Dataset items:
◇ ◇ ◇ ◇ ◇

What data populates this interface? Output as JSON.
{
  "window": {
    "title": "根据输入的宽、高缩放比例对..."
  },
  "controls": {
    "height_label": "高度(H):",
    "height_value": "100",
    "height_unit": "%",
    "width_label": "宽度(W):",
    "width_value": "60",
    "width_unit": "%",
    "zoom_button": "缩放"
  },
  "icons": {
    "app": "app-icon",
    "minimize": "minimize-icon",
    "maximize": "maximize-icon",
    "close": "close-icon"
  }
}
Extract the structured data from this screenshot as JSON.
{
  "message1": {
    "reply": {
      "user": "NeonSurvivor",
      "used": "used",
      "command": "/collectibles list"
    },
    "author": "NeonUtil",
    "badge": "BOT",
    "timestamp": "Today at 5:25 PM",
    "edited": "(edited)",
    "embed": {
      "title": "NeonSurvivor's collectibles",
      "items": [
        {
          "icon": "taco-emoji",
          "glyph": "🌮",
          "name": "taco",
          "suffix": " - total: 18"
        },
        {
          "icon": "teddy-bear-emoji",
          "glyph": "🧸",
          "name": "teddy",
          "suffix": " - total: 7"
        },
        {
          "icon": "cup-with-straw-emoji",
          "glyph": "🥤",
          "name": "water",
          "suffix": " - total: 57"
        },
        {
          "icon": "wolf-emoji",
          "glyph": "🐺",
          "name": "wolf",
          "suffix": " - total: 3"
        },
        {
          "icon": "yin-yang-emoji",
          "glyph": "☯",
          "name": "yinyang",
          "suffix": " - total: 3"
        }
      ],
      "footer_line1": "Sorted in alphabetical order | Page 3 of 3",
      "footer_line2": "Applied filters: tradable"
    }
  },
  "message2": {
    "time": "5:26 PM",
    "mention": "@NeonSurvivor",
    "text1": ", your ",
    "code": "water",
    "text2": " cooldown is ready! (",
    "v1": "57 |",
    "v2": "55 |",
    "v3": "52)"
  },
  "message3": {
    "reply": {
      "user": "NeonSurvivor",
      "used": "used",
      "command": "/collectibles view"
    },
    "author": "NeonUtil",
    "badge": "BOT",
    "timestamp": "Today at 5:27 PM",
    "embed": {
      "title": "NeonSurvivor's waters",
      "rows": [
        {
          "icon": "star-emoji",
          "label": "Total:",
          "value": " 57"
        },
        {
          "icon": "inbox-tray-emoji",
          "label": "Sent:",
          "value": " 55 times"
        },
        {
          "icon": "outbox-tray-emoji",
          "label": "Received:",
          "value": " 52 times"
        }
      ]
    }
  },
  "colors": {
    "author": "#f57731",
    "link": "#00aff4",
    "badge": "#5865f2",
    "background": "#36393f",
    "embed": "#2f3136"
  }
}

◇ ◇ ◇ ◇ ◇

Task: Wherever "this" shows up in a line, copy that line.

Full answer:
What data populates this interface? Output as JSON.
Extract the structured data from this screenshot as JSON.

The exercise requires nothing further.